**EXCERPTED RECORDS**
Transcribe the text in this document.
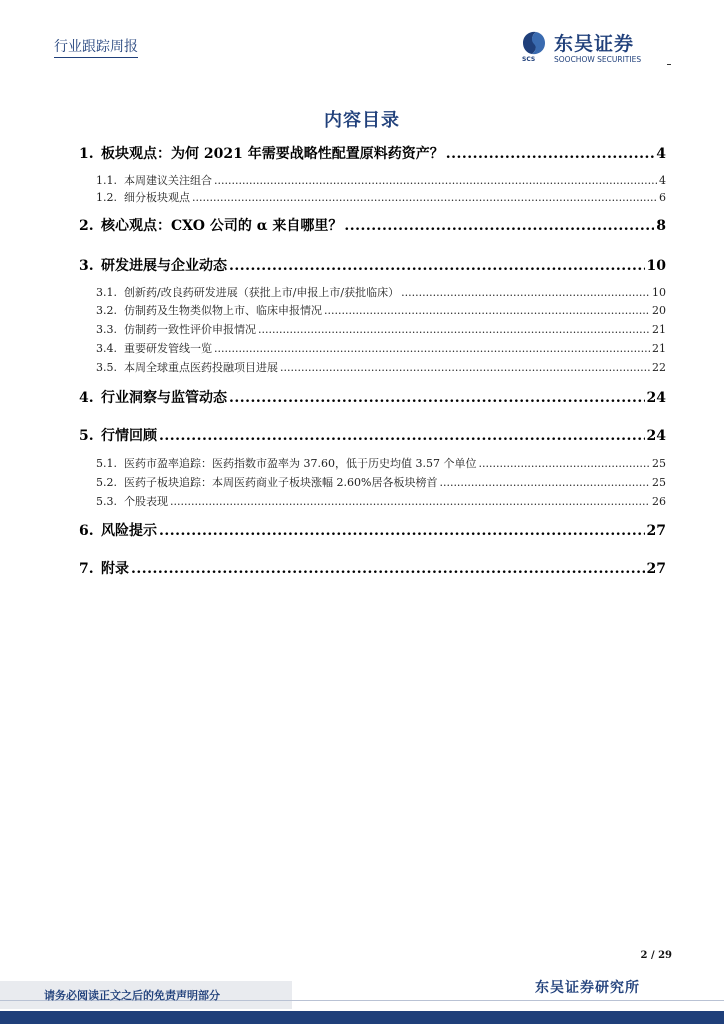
行业跟踪周报	东吴证券
SCS	SOOCHOW SECURITIES
内容目录
1. 板块观点：为何 2021 年需要战略性配置原料药资产？ .....	4
1.1. 本周建议关注组合 .....	4
1.2. 细分板块观点 .....	6
2. 核心观点：CXO 公司的 α 来自哪里？ .....	8
3. 研发进展与企业动态 .....	10
3.1. 创新药/改良药研发进展（获批上市/申报上市/获批临床） .....	10
3.2. 仿制药及生物类似物上市、临床申报情况 .....	20
3.3. 仿制药一致性评价申报情况 .....	21
3.4. 重要研发管线一览 .....	21
3.5. 本周全球重点医药投融项目进展 .....	22
4. 行业洞察与监管动态 .....	24
5. 行情回顾 .....	24
5.1. 医药市盈率追踪：医药指数市盈率为 37.60，低于历史均值 3.57 个单位 .....	25
5.2. 医药子板块追踪：本周医药商业子板块涨幅 2.60%居各板块榜首 .....	25
5.3. 个股表现 .....	26
6. 风险提示 .....	27
7. 附录 .....	27
2 / 29
请务必阅读正文之后的免责声明部分	东吴证券研究所
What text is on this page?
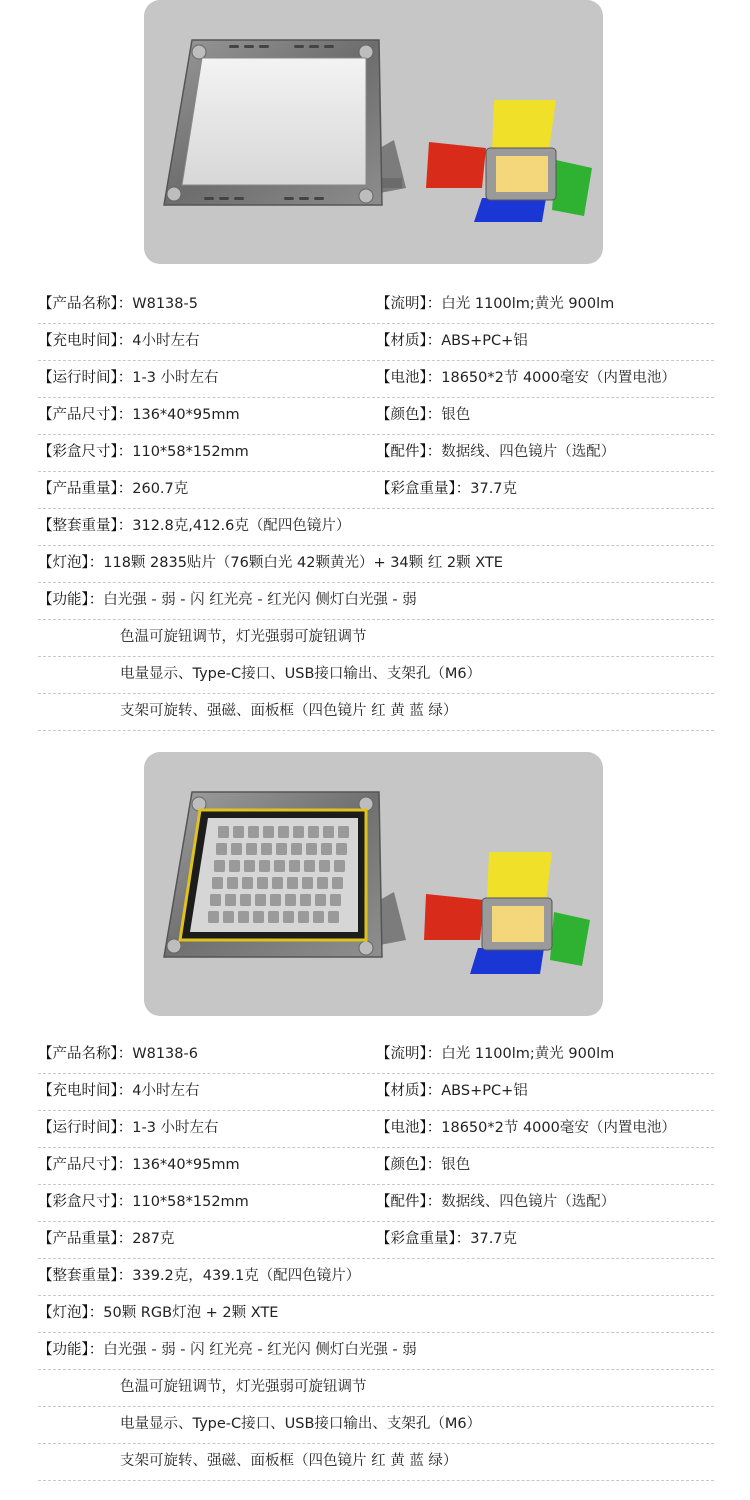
【产品名称】：W8138-5	【流明】：白光 1100lm;黄光 900lm
【充电时间】：4小时左右	【材质】：ABS+PC+铝
【运行时间】：1-3 小时左右	【电池】：18650*2节 4000毫安（内置电池）
【产品尺寸】：136*40*95mm	【颜色】：银色
【彩盒尺寸】：110*58*152mm	【配件】：数据线、四色镜片（选配）
【产品重量】：260.7克	【彩盒重量】：37.7克
【整套重量】：312.8克,412.6克（配四色镜片）
【灯泡】：118颗 2835贴片（76颗白光 42颗黄光）+ 34颗 红 2颗 XTE
【功能】：白光强 - 弱 - 闪 红光亮 - 红光闪 侧灯白光强 - 弱
色温可旋钮调节，灯光强弱可旋钮调节
电量显示、Type-C接口、USB接口输出、支架孔（M6）
支架可旋转、强磁、面板框（四色镜片 红 黄 蓝 绿）
【产品名称】：W8138-6	【流明】：白光 1100lm;黄光 900lm
【充电时间】：4小时左右	【材质】：ABS+PC+铝
【运行时间】：1-3 小时左右	【电池】：18650*2节 4000毫安（内置电池）
【产品尺寸】：136*40*95mm	【颜色】：银色
【彩盒尺寸】：110*58*152mm	【配件】：数据线、四色镜片（选配）
【产品重量】：287克	【彩盒重量】：37.7克
【整套重量】：339.2克，439.1克（配四色镜片）
【灯泡】：50颗 RGB灯泡 + 2颗 XTE
【功能】：白光强 - 弱 - 闪 红光亮 - 红光闪 侧灯白光强 - 弱
色温可旋钮调节，灯光强弱可旋钮调节
电量显示、Type-C接口、USB接口输出、支架孔（M6）
支架可旋转、强磁、面板框（四色镜片 红 黄 蓝 绿）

**SET EXERCISE**
Print every entry exactly as written, without the pictures.

**SOLUTION FOR THIS TASK**
Transcribe the text in this document.
行业跟踪周报	东吴证券
SCS	SOOCHOW SECURITIES
内容目录
1. 板块观点：为何 2021 年需要战略性配置原料药资产？ .....	4
1.1. 本周建议关注组合 .....	4
1.2. 细分板块观点 .....	6
2. 核心观点：CXO 公司的 α 来自哪里？ .....	8
3. 研发进展与企业动态 .....	10
3.1. 创新药/改良药研发进展（获批上市/申报上市/获批临床） .....	10
3.2. 仿制药及生物类似物上市、临床申报情况 .....	20
3.3. 仿制药一致性评价申报情况 .....	21
3.4. 重要研发管线一览 .....	21
3.5. 本周全球重点医药投融项目进展 .....	22
4. 行业洞察与监管动态 .....	24
5. 行情回顾 .....	24
5.1. 医药市盈率追踪：医药指数市盈率为 37.60，低于历史均值 3.57 个单位 .....	25
5.2. 医药子板块追踪：本周医药商业子板块涨幅 2.60%居各板块榜首 .....	25
5.3. 个股表现 .....	26
6. 风险提示 .....	27
7. 附录 .....	27
2 / 29
请务必阅读正文之后的免责声明部分	东吴证券研究所
What text is on this page?
【产品名称】：W8138-5	【流明】：白光 1100lm;黄光 900lm
【充电时间】：4小时左右	【材质】：ABS+PC+铝
【运行时间】：1-3 小时左右	【电池】：18650*2节 4000毫安（内置电池）
【产品尺寸】：136*40*95mm	【颜色】：银色
【彩盒尺寸】：110*58*152mm	【配件】：数据线、四色镜片（选配）
【产品重量】：260.7克	【彩盒重量】：37.7克
【整套重量】：312.8克,412.6克（配四色镜片）
【灯泡】：118颗 2835贴片（76颗白光 42颗黄光）+ 34颗 红 2颗 XTE
【功能】：白光强 - 弱 - 闪 红光亮 - 红光闪 侧灯白光强 - 弱
色温可旋钮调节，灯光强弱可旋钮调节
电量显示、Type-C接口、USB接口输出、支架孔（M6）
支架可旋转、强磁、面板框（四色镜片 红 黄 蓝 绿）
【产品名称】：W8138-6	【流明】：白光 1100lm;黄光 900lm
【充电时间】：4小时左右	【材质】：ABS+PC+铝
【运行时间】：1-3 小时左右	【电池】：18650*2节 4000毫安（内置电池）
【产品尺寸】：136*40*95mm	【颜色】：银色
【彩盒尺寸】：110*58*152mm	【配件】：数据线、四色镜片（选配）
【产品重量】：287克	【彩盒重量】：37.7克
【整套重量】：339.2克，439.1克（配四色镜片）
【灯泡】：50颗 RGB灯泡 + 2颗 XTE
【功能】：白光强 - 弱 - 闪 红光亮 - 红光闪 侧灯白光强 - 弱
色温可旋钮调节，灯光强弱可旋钮调节
电量显示、Type-C接口、USB接口输出、支架孔（M6）
支架可旋转、强磁、面板框（四色镜片 红 黄 蓝 绿）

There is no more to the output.